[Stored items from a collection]
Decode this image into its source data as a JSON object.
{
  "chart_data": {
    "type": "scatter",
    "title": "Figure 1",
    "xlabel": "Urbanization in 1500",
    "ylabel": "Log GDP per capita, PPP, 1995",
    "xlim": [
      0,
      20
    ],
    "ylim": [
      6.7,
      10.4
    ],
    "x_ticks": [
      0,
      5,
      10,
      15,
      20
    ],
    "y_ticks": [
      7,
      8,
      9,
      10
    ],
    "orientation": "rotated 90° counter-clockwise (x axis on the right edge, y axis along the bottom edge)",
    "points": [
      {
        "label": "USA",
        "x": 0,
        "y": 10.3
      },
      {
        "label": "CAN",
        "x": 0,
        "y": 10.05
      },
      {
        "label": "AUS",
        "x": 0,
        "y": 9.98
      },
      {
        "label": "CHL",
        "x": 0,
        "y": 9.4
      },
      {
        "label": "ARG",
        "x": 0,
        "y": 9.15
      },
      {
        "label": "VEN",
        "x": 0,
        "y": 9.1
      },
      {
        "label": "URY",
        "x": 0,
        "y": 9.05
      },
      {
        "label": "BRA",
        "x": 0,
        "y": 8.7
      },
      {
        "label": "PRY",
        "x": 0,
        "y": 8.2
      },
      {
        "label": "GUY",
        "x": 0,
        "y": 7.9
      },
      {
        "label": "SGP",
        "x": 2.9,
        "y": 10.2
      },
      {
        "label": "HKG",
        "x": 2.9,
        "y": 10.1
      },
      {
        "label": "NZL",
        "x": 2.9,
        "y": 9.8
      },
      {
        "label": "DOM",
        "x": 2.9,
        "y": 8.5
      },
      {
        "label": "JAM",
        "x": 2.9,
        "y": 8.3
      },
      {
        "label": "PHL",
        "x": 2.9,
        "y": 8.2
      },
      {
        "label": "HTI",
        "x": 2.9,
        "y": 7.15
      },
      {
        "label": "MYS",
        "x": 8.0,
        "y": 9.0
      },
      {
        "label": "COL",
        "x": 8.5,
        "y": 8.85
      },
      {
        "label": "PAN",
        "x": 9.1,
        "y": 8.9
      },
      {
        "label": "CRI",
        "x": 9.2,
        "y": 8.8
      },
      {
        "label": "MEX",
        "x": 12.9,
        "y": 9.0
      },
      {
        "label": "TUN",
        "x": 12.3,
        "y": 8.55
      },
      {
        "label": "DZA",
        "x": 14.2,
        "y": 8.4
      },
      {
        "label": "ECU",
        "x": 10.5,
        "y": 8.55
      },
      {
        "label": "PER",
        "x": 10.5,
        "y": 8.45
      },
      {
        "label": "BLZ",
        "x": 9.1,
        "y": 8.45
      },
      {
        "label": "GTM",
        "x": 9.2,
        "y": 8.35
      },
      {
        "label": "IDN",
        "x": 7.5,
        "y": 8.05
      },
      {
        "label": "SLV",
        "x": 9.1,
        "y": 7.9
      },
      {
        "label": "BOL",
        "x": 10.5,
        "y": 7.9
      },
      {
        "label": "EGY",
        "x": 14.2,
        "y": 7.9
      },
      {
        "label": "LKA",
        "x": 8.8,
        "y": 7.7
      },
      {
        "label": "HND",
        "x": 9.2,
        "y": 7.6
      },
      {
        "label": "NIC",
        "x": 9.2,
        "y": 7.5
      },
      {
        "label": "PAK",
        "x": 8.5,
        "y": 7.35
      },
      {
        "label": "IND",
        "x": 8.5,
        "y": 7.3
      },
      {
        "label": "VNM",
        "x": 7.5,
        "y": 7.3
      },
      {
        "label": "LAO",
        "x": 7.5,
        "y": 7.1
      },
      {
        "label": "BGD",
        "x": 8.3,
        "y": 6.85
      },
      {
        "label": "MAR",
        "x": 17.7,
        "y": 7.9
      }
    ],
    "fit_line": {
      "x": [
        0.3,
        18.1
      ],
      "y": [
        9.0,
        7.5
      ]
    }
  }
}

- **Problem to work on**
Please copy out each record, character for character.

- **Answer**
Decode this image into its source data as a JSON object.
{
  "chart_data": {
    "type": "scatter",
    "title": "Figure 1",
    "xlabel": "Urbanization in 1500",
    "ylabel": "Log GDP per capita, PPP, 1995",
    "xlim": [
      0,
      20
    ],
    "ylim": [
      6.7,
      10.4
    ],
    "x_ticks": [
      0,
      5,
      10,
      15,
      20
    ],
    "y_ticks": [
      7,
      8,
      9,
      10
    ],
    "orientation": "rotated 90° counter-clockwise (x axis on the right edge, y axis along the bottom edge)",
    "points": [
      {
        "label": "USA",
        "x": 0,
        "y": 10.3
      },
      {
        "label": "CAN",
        "x": 0,
        "y": 10.05
      },
      {
        "label": "AUS",
        "x": 0,
        "y": 9.98
      },
      {
        "label": "CHL",
        "x": 0,
        "y": 9.4
      },
      {
        "label": "ARG",
        "x": 0,
        "y": 9.15
      },
      {
        "label": "VEN",
        "x": 0,
        "y": 9.1
      },
      {
        "label": "URY",
        "x": 0,
        "y": 9.05
      },
      {
        "label": "BRA",
        "x": 0,
        "y": 8.7
      },
      {
        "label": "PRY",
        "x": 0,
        "y": 8.2
      },
      {
        "label": "GUY",
        "x": 0,
        "y": 7.9
      },
      {
        "label": "SGP",
        "x": 2.9,
        "y": 10.2
      },
      {
        "label": "HKG",
        "x": 2.9,
        "y": 10.1
      },
      {
        "label": "NZL",
        "x": 2.9,
        "y": 9.8
      },
      {
        "label": "DOM",
        "x": 2.9,
        "y": 8.5
      },
      {
        "label": "JAM",
        "x": 2.9,
        "y": 8.3
      },
      {
        "label": "PHL",
        "x": 2.9,
        "y": 8.2
      },
      {
        "label": "HTI",
        "x": 2.9,
        "y": 7.15
      },
      {
        "label": "MYS",
        "x": 8.0,
        "y": 9.0
      },
      {
        "label": "COL",
        "x": 8.5,
        "y": 8.85
      },
      {
        "label": "PAN",
        "x": 9.1,
        "y": 8.9
      },
      {
        "label": "CRI",
        "x": 9.2,
        "y": 8.8
      },
      {
        "label": "MEX",
        "x": 12.9,
        "y": 9.0
      },
      {
        "label": "TUN",
        "x": 12.3,
        "y": 8.55
      },
      {
        "label": "DZA",
        "x": 14.2,
        "y": 8.4
      },
      {
        "label": "ECU",
        "x": 10.5,
        "y": 8.55
      },
      {
        "label": "PER",
        "x": 10.5,
        "y": 8.45
      },
      {
        "label": "BLZ",
        "x": 9.1,
        "y": 8.45
      },
      {
        "label": "GTM",
        "x": 9.2,
        "y": 8.35
      },
      {
        "label": "IDN",
        "x": 7.5,
        "y": 8.05
      },
      {
        "label": "SLV",
        "x": 9.1,
        "y": 7.9
      },
      {
        "label": "BOL",
        "x": 10.5,
        "y": 7.9
      },
      {
        "label": "EGY",
        "x": 14.2,
        "y": 7.9
      },
      {
        "label": "LKA",
        "x": 8.8,
        "y": 7.7
      },
      {
        "label": "HND",
        "x": 9.2,
        "y": 7.6
      },
      {
        "label": "NIC",
        "x": 9.2,
        "y": 7.5
      },
      {
        "label": "PAK",
        "x": 8.5,
        "y": 7.35
      },
      {
        "label": "IND",
        "x": 8.5,
        "y": 7.3
      },
      {
        "label": "VNM",
        "x": 7.5,
        "y": 7.3
      },
      {
        "label": "LAO",
        "x": 7.5,
        "y": 7.1
      },
      {
        "label": "BGD",
        "x": 8.3,
        "y": 6.85
      },
      {
        "label": "MAR",
        "x": 17.7,
        "y": 7.9
      }
    ],
    "fit_line": {
      "x": [
        0.3,
        18.1
      ],
      "y": [
        9.0,
        7.5
      ]
    }
  }
}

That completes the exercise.